**Set problem:**
Check each line of the records below and collect those that include the word "suất".

━━━ Records shown ━━━

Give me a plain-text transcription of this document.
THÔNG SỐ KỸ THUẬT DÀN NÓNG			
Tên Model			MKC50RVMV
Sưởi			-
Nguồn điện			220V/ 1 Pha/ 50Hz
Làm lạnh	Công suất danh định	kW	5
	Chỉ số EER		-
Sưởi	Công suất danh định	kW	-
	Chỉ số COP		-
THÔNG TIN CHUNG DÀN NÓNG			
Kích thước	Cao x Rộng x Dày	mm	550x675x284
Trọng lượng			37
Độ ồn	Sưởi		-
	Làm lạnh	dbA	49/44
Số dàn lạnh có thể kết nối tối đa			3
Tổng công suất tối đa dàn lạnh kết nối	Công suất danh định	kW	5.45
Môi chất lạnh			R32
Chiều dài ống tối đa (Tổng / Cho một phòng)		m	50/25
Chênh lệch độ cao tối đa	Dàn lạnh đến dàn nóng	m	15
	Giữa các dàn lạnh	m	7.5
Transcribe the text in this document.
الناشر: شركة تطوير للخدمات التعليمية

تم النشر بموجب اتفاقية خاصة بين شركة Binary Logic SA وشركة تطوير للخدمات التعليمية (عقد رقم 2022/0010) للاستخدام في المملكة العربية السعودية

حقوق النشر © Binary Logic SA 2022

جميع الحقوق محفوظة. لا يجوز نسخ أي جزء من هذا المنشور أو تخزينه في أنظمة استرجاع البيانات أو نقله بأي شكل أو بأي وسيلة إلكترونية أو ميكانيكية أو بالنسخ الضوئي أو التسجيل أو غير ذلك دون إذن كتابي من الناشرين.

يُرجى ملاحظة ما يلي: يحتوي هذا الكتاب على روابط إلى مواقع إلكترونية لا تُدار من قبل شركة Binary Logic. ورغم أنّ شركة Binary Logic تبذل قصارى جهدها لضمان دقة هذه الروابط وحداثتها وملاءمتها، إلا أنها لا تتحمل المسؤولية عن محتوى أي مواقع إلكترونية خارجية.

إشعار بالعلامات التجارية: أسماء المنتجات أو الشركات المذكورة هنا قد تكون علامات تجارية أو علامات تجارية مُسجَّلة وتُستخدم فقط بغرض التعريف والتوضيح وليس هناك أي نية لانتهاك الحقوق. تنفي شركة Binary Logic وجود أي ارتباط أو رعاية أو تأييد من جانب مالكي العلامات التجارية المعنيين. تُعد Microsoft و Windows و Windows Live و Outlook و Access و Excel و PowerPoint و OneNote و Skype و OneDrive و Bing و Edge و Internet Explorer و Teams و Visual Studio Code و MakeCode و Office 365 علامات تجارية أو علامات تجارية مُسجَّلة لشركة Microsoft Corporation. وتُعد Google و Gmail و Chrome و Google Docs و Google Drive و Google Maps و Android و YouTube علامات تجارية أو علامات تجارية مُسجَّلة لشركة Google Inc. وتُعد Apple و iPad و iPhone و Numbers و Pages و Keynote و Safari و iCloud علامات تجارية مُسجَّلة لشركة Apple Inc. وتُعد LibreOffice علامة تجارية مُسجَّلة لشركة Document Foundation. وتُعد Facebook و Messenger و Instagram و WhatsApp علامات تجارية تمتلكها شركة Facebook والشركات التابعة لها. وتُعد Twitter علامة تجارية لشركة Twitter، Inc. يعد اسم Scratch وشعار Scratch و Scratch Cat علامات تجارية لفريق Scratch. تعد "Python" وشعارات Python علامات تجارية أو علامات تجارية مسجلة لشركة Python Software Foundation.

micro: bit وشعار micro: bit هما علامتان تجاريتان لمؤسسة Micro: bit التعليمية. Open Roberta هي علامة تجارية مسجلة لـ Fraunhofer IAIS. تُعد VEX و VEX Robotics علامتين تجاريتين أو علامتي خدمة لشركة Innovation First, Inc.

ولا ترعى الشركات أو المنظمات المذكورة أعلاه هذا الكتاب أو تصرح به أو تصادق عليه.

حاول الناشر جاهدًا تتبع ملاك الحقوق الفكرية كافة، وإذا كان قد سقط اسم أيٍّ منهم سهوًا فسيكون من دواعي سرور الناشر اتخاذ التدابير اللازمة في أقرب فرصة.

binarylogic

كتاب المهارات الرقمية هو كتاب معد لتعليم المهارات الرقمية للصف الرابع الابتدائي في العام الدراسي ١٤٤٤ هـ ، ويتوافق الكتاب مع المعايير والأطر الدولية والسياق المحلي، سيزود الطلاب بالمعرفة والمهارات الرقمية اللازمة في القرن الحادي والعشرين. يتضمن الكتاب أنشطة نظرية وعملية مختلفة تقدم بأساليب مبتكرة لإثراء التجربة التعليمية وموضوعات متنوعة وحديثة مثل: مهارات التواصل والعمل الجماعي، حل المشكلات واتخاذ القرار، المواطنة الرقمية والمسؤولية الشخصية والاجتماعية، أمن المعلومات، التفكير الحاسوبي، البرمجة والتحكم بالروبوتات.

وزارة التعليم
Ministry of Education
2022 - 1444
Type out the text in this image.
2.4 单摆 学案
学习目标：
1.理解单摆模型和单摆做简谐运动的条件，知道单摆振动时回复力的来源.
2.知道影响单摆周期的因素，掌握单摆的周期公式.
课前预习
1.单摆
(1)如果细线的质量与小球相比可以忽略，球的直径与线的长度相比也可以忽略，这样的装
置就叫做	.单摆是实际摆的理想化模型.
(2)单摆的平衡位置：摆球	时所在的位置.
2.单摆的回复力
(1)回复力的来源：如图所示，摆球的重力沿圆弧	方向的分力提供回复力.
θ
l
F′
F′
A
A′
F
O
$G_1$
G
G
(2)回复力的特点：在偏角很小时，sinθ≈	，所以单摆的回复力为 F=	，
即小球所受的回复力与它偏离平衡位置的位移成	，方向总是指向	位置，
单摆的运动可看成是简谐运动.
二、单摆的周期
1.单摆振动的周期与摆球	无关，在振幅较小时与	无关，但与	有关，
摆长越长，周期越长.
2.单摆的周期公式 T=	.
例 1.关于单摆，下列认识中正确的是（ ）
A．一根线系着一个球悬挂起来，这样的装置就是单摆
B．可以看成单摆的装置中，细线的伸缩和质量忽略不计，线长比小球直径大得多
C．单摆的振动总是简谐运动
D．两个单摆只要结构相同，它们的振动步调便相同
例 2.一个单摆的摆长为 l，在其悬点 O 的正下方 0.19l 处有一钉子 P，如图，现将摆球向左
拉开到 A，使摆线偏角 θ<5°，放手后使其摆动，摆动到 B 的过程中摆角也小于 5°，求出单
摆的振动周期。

━━━

**Reply to the exercise:**
Làm lạnh	Công suất danh định	kW	5
Sưởi	Công suất danh định	kW	-
Tổng công suất tối đa dàn lạnh kết nối	Công suất danh định	kW	5.45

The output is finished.